Unfortunately, the Liberal worldview is just one manifestation of our not being ‘grown-up’ about things (i.e., family, friends, foes, work, play, rest, etc.).  In other words, what’s wrong with Liberalism is wrong with all of us!  We need to grow-up and be comfortable doing so, especially when those around us act/think like children.

Let’s remember that all our efforts are in vain, unless Christ builds himself (likeness) in us, otherwise we’ll be found pretending to be grown-up.

DRIVEN: By what?

Video of interest:

Truly, I respect and appreciate where these three brothers are coming from on the whole, however, they demonstrate quite well the concern raised in a few of my previous posts (actually the last, third, and fourth to last posts).  More about that in a moment.

Again, there’s much here to be appreciated.  They do a fine job in this video and the other ones they’ve posted at Vimeo.  There’s a great deal of clarity on what the-Gospel-proper is and isn’t, striving to keep the root distinct from the fruit.  And yet, the concern is with comments regarding the “moral law” and its relationship to the Gospel.

There’s this assumption that’s made, what some would describe as a “third use” of the Law.  That, the Gospel itself calls us (believers) to “keep the Law.”  Beginning right around the 4:27 mark, the discussion takes an interesting turn.  The idea of “balance” is espoused, that the Bible puts forth the Gospel but then gives us commands (Law) so that we can see what the fruit of the Gospel looks like.  This conversation goes further to say that, the commands don’t change, the moral law of God doesn’t change…but now because of the Gospel, you now have the Holy Spirit in you and empowering you to now live like Jesus was living…but God’s law is unchanging.  The Law  remains the tracks that the Gospel now pushes us along.  Preach the commands, but also the Gospel so that by it people can obey the commands.

All of us either do now or have once accepted such notions as soundly biblical, but this thinking implies the following faulty conclusions:
  1. The Gospel is not a proclamation: of Jesus having fulfilled the Law, that we might be ruled by His Holy Spirit, with eyes fastened on the person and work of Christ, not on our performance, but in confidence that God is the promise keeper in making a people for his name’s sake, again through their beholding Christ’s glory revealed in the Gospel, New Covenant, by faith.

▬▬▬▬▬▬

# What to do:
Rewrite the stretch of the passage on the Gospel and the Law from "Let’s remember that" through "to the Gospel.", replacing "brothers" with "pastors".

▬▬▬▬▬▬

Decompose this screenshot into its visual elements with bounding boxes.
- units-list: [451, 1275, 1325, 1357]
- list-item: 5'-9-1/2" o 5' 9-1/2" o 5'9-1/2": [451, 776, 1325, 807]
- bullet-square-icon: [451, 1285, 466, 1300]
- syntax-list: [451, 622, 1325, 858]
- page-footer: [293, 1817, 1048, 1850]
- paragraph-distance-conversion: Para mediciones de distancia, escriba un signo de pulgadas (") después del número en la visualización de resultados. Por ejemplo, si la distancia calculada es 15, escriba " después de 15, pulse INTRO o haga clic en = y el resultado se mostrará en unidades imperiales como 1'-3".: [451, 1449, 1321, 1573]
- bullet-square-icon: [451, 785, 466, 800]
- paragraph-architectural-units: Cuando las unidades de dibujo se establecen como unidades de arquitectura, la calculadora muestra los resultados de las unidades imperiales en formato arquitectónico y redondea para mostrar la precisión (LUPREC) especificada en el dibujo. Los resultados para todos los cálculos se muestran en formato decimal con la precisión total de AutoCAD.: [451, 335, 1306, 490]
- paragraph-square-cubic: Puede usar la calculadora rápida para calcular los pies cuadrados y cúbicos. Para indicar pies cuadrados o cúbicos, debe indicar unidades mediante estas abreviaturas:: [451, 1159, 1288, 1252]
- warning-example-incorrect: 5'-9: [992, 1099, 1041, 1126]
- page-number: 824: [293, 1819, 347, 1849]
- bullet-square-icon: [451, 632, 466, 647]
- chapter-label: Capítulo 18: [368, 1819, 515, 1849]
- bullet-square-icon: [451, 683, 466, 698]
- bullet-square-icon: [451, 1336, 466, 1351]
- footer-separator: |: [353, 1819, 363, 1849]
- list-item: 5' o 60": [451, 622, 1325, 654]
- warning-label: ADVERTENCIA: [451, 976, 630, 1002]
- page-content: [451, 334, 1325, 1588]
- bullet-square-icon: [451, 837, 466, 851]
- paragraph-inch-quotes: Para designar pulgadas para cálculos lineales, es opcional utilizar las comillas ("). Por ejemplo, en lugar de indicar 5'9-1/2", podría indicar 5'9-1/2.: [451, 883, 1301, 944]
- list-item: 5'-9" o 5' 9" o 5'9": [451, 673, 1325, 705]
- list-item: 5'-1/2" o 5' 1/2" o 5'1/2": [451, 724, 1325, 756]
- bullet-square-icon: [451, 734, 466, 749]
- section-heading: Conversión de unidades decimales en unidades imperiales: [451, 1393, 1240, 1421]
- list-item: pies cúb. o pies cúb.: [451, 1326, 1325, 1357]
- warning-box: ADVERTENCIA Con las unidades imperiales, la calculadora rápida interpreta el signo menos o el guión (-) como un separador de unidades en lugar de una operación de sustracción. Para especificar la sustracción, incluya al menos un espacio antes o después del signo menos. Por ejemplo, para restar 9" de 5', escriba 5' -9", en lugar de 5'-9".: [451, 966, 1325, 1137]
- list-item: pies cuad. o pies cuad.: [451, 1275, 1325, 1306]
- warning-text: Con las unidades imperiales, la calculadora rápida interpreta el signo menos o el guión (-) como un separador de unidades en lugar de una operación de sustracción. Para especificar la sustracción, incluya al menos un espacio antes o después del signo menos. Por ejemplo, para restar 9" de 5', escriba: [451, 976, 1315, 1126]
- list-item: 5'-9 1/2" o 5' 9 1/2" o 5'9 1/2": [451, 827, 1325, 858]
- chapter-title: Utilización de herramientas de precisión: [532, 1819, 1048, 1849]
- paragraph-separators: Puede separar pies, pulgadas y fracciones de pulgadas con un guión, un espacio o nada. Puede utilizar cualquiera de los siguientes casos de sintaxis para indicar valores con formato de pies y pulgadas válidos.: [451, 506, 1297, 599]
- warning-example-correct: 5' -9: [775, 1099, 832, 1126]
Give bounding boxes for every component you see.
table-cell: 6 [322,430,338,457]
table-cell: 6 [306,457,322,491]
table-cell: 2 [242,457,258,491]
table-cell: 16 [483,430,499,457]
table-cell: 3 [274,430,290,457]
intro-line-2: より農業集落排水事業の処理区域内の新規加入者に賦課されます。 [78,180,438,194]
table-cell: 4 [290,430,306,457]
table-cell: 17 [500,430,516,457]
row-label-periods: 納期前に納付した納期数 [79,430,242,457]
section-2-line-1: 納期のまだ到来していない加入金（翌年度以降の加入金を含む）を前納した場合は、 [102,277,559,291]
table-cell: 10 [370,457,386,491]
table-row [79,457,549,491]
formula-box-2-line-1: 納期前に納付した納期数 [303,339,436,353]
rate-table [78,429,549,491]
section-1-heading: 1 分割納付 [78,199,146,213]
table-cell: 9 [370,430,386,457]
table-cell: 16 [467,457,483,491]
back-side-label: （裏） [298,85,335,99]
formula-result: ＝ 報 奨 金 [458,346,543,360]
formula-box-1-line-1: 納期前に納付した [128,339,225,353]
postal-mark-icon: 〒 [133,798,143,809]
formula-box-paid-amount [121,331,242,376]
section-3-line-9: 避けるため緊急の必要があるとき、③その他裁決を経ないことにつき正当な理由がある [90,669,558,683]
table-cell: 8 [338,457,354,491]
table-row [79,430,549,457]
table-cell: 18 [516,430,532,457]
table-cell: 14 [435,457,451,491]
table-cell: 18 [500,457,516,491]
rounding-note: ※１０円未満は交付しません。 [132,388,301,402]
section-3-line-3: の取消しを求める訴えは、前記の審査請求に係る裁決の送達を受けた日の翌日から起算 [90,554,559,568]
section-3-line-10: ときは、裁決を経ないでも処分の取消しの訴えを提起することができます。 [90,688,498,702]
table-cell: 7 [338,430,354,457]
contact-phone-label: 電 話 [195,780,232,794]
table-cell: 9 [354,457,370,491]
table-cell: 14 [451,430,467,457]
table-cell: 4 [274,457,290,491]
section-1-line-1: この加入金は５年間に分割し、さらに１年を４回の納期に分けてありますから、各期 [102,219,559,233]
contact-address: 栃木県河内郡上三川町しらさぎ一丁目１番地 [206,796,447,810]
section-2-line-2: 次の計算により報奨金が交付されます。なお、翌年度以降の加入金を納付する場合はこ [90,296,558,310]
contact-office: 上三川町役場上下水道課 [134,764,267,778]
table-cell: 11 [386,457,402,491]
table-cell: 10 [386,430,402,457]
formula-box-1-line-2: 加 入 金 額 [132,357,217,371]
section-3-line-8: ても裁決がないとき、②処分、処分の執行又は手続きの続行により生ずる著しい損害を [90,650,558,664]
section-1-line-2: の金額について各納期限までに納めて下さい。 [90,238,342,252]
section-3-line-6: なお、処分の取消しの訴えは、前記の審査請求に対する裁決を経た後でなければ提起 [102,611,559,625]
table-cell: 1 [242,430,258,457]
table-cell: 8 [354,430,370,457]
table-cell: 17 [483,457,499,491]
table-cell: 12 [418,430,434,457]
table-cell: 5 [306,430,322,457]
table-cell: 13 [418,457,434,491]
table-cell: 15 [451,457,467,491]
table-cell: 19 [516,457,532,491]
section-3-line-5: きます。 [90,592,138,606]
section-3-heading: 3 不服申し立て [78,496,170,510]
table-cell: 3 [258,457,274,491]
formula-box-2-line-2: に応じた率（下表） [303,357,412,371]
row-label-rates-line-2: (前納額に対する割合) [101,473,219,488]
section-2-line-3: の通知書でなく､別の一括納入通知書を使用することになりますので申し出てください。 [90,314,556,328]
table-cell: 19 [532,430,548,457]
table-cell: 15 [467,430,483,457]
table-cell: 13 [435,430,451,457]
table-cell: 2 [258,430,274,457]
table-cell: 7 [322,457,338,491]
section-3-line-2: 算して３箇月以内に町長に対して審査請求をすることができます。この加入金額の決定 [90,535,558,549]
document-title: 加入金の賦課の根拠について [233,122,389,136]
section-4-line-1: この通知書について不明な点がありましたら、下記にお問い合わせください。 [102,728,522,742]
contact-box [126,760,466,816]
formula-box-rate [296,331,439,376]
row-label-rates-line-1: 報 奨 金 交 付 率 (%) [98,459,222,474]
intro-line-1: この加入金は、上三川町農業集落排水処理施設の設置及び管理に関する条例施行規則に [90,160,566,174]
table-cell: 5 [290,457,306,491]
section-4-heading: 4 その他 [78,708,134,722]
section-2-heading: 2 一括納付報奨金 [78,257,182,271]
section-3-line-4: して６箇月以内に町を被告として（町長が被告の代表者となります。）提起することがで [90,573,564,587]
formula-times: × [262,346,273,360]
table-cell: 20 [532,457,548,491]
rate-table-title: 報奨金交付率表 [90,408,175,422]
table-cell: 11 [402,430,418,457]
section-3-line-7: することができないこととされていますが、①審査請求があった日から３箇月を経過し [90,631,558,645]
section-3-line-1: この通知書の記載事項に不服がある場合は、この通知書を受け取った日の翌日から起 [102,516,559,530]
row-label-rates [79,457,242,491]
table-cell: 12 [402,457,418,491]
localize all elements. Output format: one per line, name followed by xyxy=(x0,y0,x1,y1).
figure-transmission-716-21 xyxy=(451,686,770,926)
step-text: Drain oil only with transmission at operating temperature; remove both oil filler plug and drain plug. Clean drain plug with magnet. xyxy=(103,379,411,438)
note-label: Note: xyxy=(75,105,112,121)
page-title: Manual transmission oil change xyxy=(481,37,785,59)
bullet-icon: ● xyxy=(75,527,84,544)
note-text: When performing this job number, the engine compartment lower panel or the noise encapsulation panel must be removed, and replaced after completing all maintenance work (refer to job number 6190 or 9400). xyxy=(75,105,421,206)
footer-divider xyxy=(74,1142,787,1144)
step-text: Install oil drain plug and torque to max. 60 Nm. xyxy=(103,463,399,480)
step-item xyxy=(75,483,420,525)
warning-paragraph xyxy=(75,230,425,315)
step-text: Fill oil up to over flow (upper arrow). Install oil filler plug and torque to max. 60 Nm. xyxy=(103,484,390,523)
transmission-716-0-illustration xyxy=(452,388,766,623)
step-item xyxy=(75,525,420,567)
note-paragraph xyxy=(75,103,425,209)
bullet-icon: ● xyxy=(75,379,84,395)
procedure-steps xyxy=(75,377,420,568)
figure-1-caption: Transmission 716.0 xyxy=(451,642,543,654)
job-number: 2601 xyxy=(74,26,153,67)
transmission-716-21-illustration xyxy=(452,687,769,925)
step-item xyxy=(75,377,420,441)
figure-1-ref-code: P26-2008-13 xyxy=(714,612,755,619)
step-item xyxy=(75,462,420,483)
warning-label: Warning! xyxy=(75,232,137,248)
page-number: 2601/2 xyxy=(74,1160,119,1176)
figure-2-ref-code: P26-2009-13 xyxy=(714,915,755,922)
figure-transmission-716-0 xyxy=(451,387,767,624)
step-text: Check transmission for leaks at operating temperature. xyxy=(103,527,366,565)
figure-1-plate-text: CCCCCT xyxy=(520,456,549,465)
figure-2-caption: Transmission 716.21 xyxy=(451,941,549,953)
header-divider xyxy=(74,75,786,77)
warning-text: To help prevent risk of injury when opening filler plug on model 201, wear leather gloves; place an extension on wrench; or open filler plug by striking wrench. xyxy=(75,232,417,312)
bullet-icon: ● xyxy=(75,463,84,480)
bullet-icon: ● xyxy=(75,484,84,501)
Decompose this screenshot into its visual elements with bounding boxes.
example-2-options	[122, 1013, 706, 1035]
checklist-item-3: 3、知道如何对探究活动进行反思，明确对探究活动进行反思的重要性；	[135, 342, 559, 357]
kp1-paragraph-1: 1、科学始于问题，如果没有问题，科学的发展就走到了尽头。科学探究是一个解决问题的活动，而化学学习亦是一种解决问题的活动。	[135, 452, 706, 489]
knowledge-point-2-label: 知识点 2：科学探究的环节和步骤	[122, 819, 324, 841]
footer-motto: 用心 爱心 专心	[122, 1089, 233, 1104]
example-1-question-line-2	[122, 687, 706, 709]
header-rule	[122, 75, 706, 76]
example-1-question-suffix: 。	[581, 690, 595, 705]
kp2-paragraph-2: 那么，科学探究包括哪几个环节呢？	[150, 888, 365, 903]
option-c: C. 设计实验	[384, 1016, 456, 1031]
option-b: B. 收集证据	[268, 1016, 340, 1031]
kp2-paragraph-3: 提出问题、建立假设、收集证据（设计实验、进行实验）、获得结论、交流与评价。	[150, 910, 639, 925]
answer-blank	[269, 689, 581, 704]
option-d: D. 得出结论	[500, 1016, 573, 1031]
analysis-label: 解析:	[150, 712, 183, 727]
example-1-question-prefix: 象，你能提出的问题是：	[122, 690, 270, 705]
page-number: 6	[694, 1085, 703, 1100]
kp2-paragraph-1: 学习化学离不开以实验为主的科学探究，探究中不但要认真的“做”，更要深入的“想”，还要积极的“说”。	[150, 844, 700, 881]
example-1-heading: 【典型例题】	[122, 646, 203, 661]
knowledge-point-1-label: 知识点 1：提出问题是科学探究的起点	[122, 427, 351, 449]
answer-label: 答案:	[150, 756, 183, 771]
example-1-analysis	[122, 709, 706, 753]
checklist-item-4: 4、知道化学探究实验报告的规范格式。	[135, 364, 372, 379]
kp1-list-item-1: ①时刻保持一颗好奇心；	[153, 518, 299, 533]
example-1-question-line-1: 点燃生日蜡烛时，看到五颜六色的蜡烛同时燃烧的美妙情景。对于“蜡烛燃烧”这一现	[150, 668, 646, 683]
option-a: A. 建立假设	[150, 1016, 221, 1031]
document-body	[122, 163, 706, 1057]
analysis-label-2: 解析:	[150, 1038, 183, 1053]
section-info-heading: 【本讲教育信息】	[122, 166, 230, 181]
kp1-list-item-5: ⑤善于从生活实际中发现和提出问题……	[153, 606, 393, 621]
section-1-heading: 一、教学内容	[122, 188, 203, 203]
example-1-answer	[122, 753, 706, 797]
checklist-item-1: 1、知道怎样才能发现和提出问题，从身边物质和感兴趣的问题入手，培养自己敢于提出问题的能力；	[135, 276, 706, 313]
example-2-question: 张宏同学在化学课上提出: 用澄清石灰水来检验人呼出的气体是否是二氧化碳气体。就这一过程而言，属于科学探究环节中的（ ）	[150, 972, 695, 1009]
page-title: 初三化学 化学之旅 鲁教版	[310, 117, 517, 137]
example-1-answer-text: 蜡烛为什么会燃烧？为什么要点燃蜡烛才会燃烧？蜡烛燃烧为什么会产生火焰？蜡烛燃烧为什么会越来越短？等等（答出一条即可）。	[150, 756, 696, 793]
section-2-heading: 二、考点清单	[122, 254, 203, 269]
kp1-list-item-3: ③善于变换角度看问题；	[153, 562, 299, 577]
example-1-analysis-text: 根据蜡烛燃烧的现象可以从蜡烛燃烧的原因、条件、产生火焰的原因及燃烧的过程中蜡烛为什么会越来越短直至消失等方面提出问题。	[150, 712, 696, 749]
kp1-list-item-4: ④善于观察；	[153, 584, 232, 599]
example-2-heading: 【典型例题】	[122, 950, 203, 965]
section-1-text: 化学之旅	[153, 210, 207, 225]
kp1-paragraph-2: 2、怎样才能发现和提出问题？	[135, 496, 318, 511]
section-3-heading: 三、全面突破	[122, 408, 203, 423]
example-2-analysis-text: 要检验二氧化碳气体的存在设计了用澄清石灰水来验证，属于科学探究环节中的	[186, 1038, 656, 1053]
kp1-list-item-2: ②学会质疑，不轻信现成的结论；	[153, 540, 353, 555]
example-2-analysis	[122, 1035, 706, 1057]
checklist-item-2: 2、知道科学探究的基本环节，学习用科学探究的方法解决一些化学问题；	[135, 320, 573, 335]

▬▬▬▬▬▬

# Answer to this exercise:
Let’s remember that all our efforts are in vain, unless Christ builds himself (likeness) in us, otherwise we’ll be found pretending to be grown-up.

DRIVEN: By what?

Video of interest:

Truly, I respect and appreciate where these three pastors are coming from on the whole, however, they demonstrate quite well the concern raised in a few of my previous posts (actually the last, third, and fourth to last posts).  More about that in a moment.

Again, there’s much here to be appreciated.  They do a fine job in this video and the other ones they’ve posted at Vimeo.  There’s a great deal of clarity on what the-Gospel-proper is and isn’t, striving to keep the root distinct from the fruit.  And yet, the concern is with comments regarding the “moral law” and its relationship to the Gospel.